» **ISTRUZIONI**:
1. Elenca tutte le durate di tempo riportate nell'articolo su Deep Instinct.
2. Prosegui l'articolo su Deep Instinct a partire dalla sua ultima frase.

====== TESTO DI LETTURA

Nelle aziende, non solo italiane, prevale ancora l’atteggiamento reattivo, che cerca di contenere gli attacchi prima che creino danni seri. Deep Instinct, invece, punta sul deep learning per bloccare a monte i tentativi di penetrazione, riducendo drasticamente i falsi positivi.

Pubblicato il 19 novembre 2021 da Roberto Bonino

Parafrasando un vecchio slogan pubblicitario, nel mondo della cybersecurity prevenire è meglio che reagire. Poter intercettare un attacco prima che inizi a lavorare sui sistemi è la chiave per fare un vero salto di qualità nella protezione di dispositivi, dati e applicazioni.

Deep Instinct è nata nel 2015 partendo dalla volontà dei suoi fondatori israeliani di intervenire sugli endpoint, ma si è andata rapidamente specializzando nell’utilizzo del deep learning come elemento tecnologico fondamentale per migliorare l’attuale scenario delle soluzioni di cybersecurity disponibili sul mercato: “Anche in Italia, la logica utilizzata dalle aziende è ancora soprattutto di tipo reattivo”, conferma Luca Mastromauro, regional sales manager per Italia e Sud Europa di Deep Instinct. “Anche le soluzioni Edr, molto in voga di questi tempi, come dice la loro stessa denominazione, fanno detection and response. Oggi il tempo medio di reazione a un attacco è stimato in 20,9 ore e anche nel banking, dove la velocità aumenta, parliamo comunque di 17 ore. La nostra tecnologia consente di bloccare ogni tentativo entro 20 millisecondi”.

============
====== SEZIONE DATI

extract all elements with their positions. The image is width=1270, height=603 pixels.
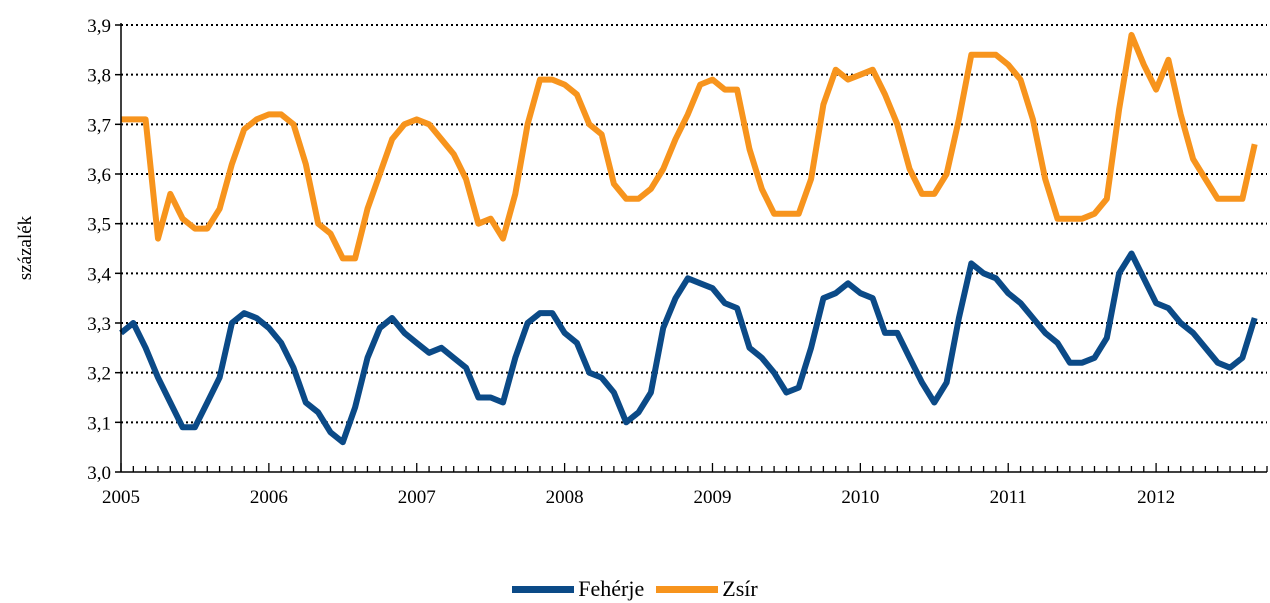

============

» **RISPOSTE FINALI**:
1. 20,9 ore; 17 ore; 20 millisecondi

2.
La chiave di volta è rappresentata dal deep learning, che non va confuso con il più “semplice” machine learning: “Questo si occupa di estrarre le caratteristiche in un processo, ma mantiene la necessità di dover disporre di esperti che esaminino i dati, li analizzino, ne comprendano la distribuzione e così via, per creare modelli non necessariamente efficaci al 100%”, spiega Mastromauro. “Il deep learning agisce direttamente sui dati grezzi e così si può sfruttare completamente la potenza delle macchine”.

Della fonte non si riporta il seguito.